## Source records
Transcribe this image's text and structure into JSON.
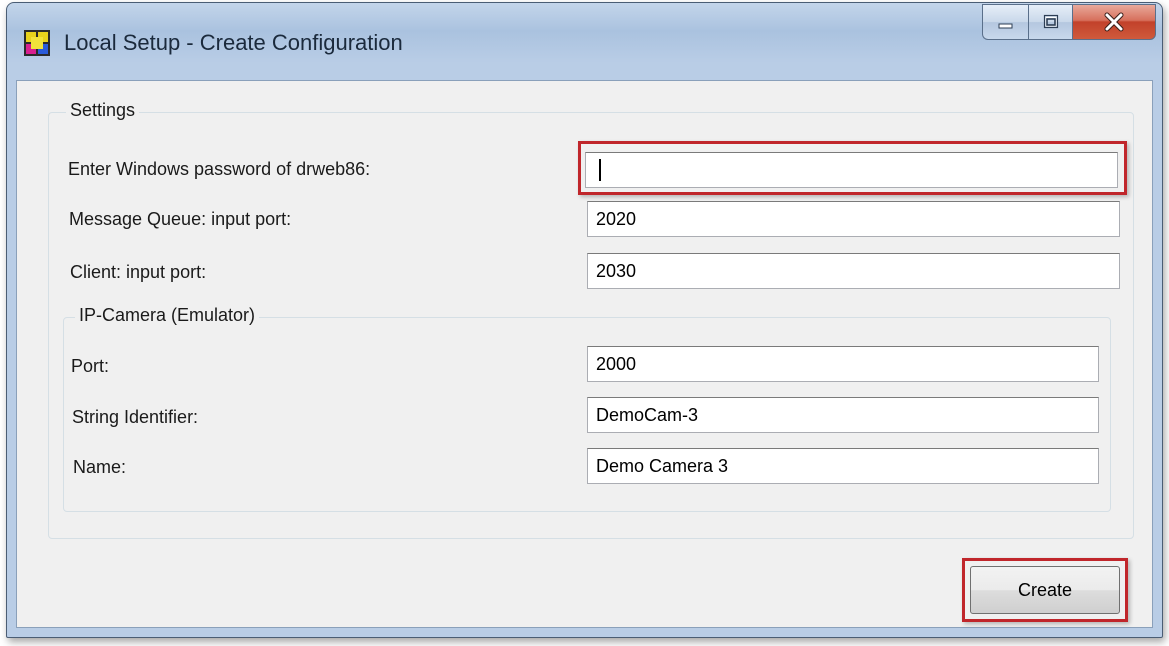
{
  "window": {
    "title": "Local Setup - Create Configuration",
    "caption_buttons": [
      "minimize",
      "maximize",
      "close"
    ]
  },
  "settings": {
    "legend": "Settings",
    "password": {
      "label": "Enter Windows password of drweb86:",
      "value": ""
    },
    "mq_port": {
      "label": "Message Queue: input port:",
      "value": "2020"
    },
    "client_port": {
      "label": "Client: input port:",
      "value": "2030"
    }
  },
  "camera": {
    "legend": "IP-Camera (Emulator)",
    "port": {
      "label": "Port:",
      "value": "2000"
    },
    "string_id": {
      "label": "String Identifier:",
      "value": "DemoCam-3"
    },
    "name": {
      "label": "Name:",
      "value": "Demo Camera 3"
    }
  },
  "actions": {
    "create_label": "Create"
  },
  "colors": {
    "highlight": "#c0262b",
    "close_button": "#c2412a",
    "frame": "#b9cde6"
  }
}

## Task instructions
Repeat the data exactly, without the pictures.

## Response to this exercise
Transcribe this image's text and structure into JSON.
{
  "window": {
    "title": "Local Setup - Create Configuration",
    "caption_buttons": [
      "minimize",
      "maximize",
      "close"
    ]
  },
  "settings": {
    "legend": "Settings",
    "password": {
      "label": "Enter Windows password of drweb86:",
      "value": ""
    },
    "mq_port": {
      "label": "Message Queue: input port:",
      "value": "2020"
    },
    "client_port": {
      "label": "Client: input port:",
      "value": "2030"
    }
  },
  "camera": {
    "legend": "IP-Camera (Emulator)",
    "port": {
      "label": "Port:",
      "value": "2000"
    },
    "string_id": {
      "label": "String Identifier:",
      "value": "DemoCam-3"
    },
    "name": {
      "label": "Name:",
      "value": "Demo Camera 3"
    }
  },
  "actions": {
    "create_label": "Create"
  },
  "colors": {
    "highlight": "#c0262b",
    "close_button": "#c2412a",
    "frame": "#b9cde6"
  }
}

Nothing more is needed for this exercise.